TASK GOAL:
Using the records below, please work out how many lines contain "values"; answer with the number alone.

EXERCISE MATERIALS:
————————

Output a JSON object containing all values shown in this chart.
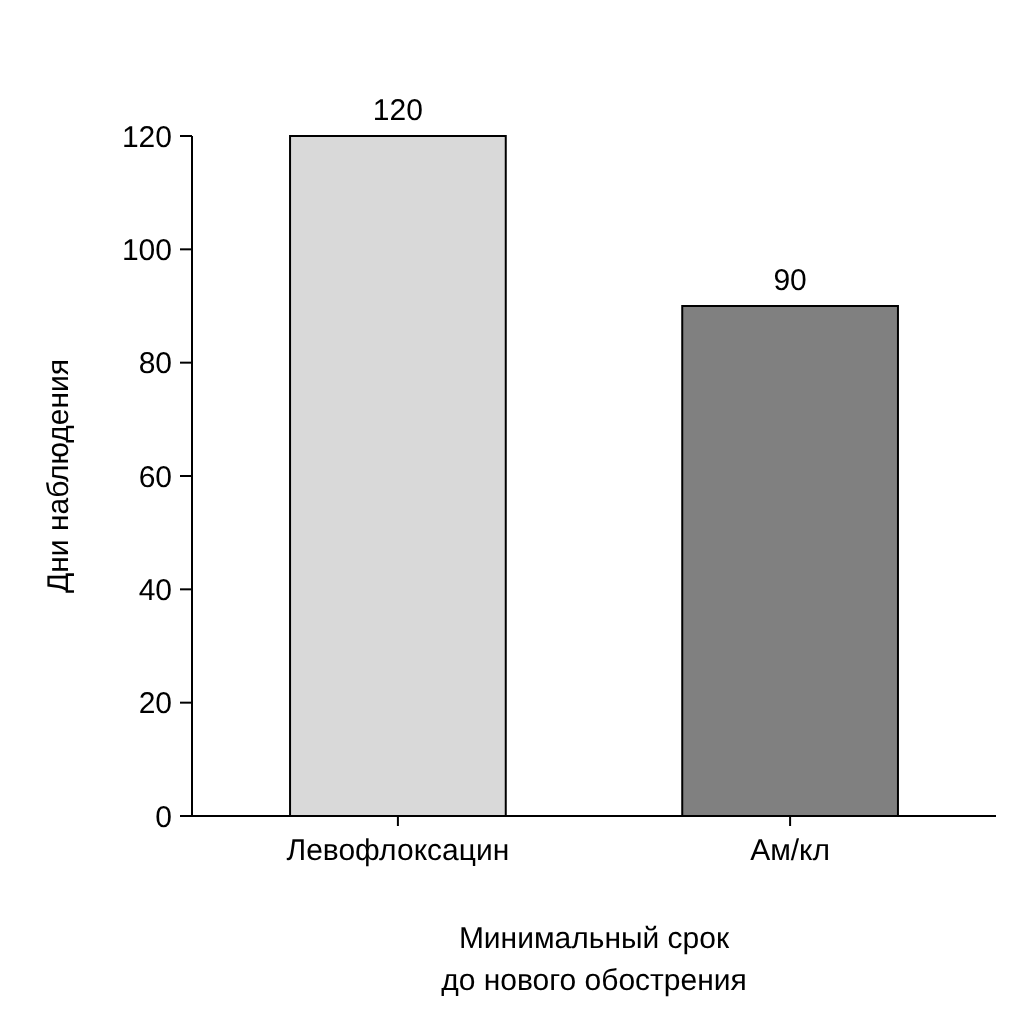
{
  "chart_data": {
    "type": "bar",
    "categories": [
      "Левофлоксацин",
      "Ам/кл"
    ],
    "values": [
      120,
      90
    ],
    "colors": [
      "#d9d9d9",
      "#808080"
    ],
    "ylim": [
      0,
      120
    ],
    "yticks": [
      0,
      20,
      40,
      60,
      80,
      100,
      120
    ],
    "ylabel": "Дни наблюдения",
    "xlabel": "Минимальный срок\nдо нового обострения",
    "data_labels": true
  }
}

————————

RIGHT ANSWER:
2